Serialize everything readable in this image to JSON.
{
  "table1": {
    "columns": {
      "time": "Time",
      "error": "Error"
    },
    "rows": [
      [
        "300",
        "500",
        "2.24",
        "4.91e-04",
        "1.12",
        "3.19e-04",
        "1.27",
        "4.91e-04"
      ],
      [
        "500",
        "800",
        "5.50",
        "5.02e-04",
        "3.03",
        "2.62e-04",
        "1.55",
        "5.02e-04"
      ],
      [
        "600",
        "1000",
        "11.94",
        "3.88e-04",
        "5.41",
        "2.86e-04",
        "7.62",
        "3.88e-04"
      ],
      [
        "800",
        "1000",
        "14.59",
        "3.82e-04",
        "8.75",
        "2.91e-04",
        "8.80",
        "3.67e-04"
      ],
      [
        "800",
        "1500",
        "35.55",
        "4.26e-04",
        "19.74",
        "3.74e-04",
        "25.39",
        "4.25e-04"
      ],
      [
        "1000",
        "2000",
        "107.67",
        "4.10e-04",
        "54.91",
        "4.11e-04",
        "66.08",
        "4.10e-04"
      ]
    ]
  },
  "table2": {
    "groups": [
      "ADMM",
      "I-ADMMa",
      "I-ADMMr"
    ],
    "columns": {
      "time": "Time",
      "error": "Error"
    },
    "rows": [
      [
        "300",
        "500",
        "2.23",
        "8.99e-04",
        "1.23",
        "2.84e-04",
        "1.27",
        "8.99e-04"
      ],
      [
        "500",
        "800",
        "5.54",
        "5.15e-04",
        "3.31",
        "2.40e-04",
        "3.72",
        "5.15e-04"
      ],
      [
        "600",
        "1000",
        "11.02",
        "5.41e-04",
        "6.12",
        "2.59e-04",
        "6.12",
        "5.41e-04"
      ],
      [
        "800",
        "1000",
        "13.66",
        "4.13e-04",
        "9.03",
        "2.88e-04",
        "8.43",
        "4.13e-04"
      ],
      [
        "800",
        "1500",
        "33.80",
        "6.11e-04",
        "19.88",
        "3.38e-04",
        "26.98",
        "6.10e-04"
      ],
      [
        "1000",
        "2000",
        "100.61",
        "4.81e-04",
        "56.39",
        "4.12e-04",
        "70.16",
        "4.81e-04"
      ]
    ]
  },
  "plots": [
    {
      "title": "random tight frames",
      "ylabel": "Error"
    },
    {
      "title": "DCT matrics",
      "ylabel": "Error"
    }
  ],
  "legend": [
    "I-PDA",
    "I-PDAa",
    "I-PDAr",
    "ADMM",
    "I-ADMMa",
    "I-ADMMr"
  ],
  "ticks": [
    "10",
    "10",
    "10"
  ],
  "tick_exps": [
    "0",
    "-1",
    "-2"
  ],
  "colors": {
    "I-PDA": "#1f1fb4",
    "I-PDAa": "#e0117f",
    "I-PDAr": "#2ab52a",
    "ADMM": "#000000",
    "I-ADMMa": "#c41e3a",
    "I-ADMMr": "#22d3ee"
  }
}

--------

§ REQUIRED TASK: List all lines from the entries that include the word "title".

§ PROBLEM SOLUTION:
      "title": "random tight frames",
      "title": "DCT matrics",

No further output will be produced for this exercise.